* [What is being asked]
Output each entry verbatim and exclude every picture from it.

### Available data ###

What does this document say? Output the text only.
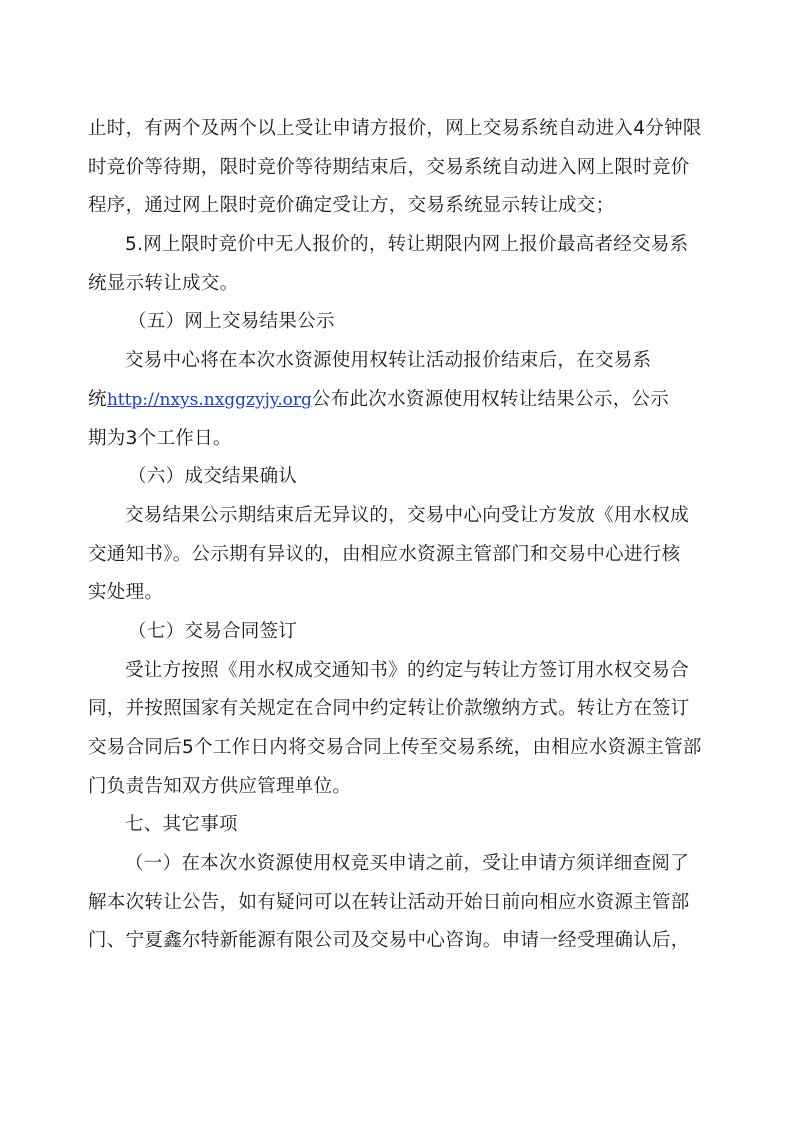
止时，有两个及两个以上受让申请方报价，网上交易系统自动进入4分钟限
时竞价等待期，限时竞价等待期结束后，交易系统自动进入网上限时竞价
程序，通过网上限时竞价确定受让方，交易系统显示转让成交；
5.网上限时竞价中无人报价的，转让期限内网上报价最高者经交易系
统显示转让成交。
（五）网上交易结果公示
交易中心将在本次水资源使用权转让活动报价结束后，在交易系
统http://nxys.nxggzyjy.org公布此次水资源使用权转让结果公示，公示
期为3个工作日。
（六）成交结果确认
交易结果公示期结束后无异议的，交易中心向受让方发放《用水权成
交通知书》。公示期有异议的，由相应水资源主管部门和交易中心进行核
实处理。
（七）交易合同签订
受让方按照《用水权成交通知书》的约定与转让方签订用水权交易合
同，并按照国家有关规定在合同中约定转让价款缴纳方式。转让方在签订
交易合同后5个工作日内将交易合同上传至交易系统，由相应水资源主管部
门负责告知双方供应管理单位。
七、其它事项
（一）在本次水资源使用权竞买申请之前，受让申请方须详细查阅了
解本次转让公告，如有疑问可以在转让活动开始日前向相应水资源主管部
门、宁夏鑫尔特新能源有限公司及交易中心咨询。申请一经受理确认后，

###

* [Completed exercise]
What does this document say? Output the text only.
止时，有两个及两个以上受让申请方报价，网上交易系统自动进入4分钟限
时竞价等待期，限时竞价等待期结束后，交易系统自动进入网上限时竞价
程序，通过网上限时竞价确定受让方，交易系统显示转让成交；
5.网上限时竞价中无人报价的，转让期限内网上报价最高者经交易系
统显示转让成交。
（五）网上交易结果公示
交易中心将在本次水资源使用权转让活动报价结束后，在交易系
统http://nxys.nxggzyjy.org公布此次水资源使用权转让结果公示，公示
期为3个工作日。
（六）成交结果确认
交易结果公示期结束后无异议的，交易中心向受让方发放《用水权成
交通知书》。公示期有异议的，由相应水资源主管部门和交易中心进行核
实处理。
（七）交易合同签订
受让方按照《用水权成交通知书》的约定与转让方签订用水权交易合
同，并按照国家有关规定在合同中约定转让价款缴纳方式。转让方在签订
交易合同后5个工作日内将交易合同上传至交易系统，由相应水资源主管部
门负责告知双方供应管理单位。
七、其它事项
（一）在本次水资源使用权竞买申请之前，受让申请方须详细查阅了
解本次转让公告，如有疑问可以在转让活动开始日前向相应水资源主管部
门、宁夏鑫尔特新能源有限公司及交易中心咨询。申请一经受理确认后，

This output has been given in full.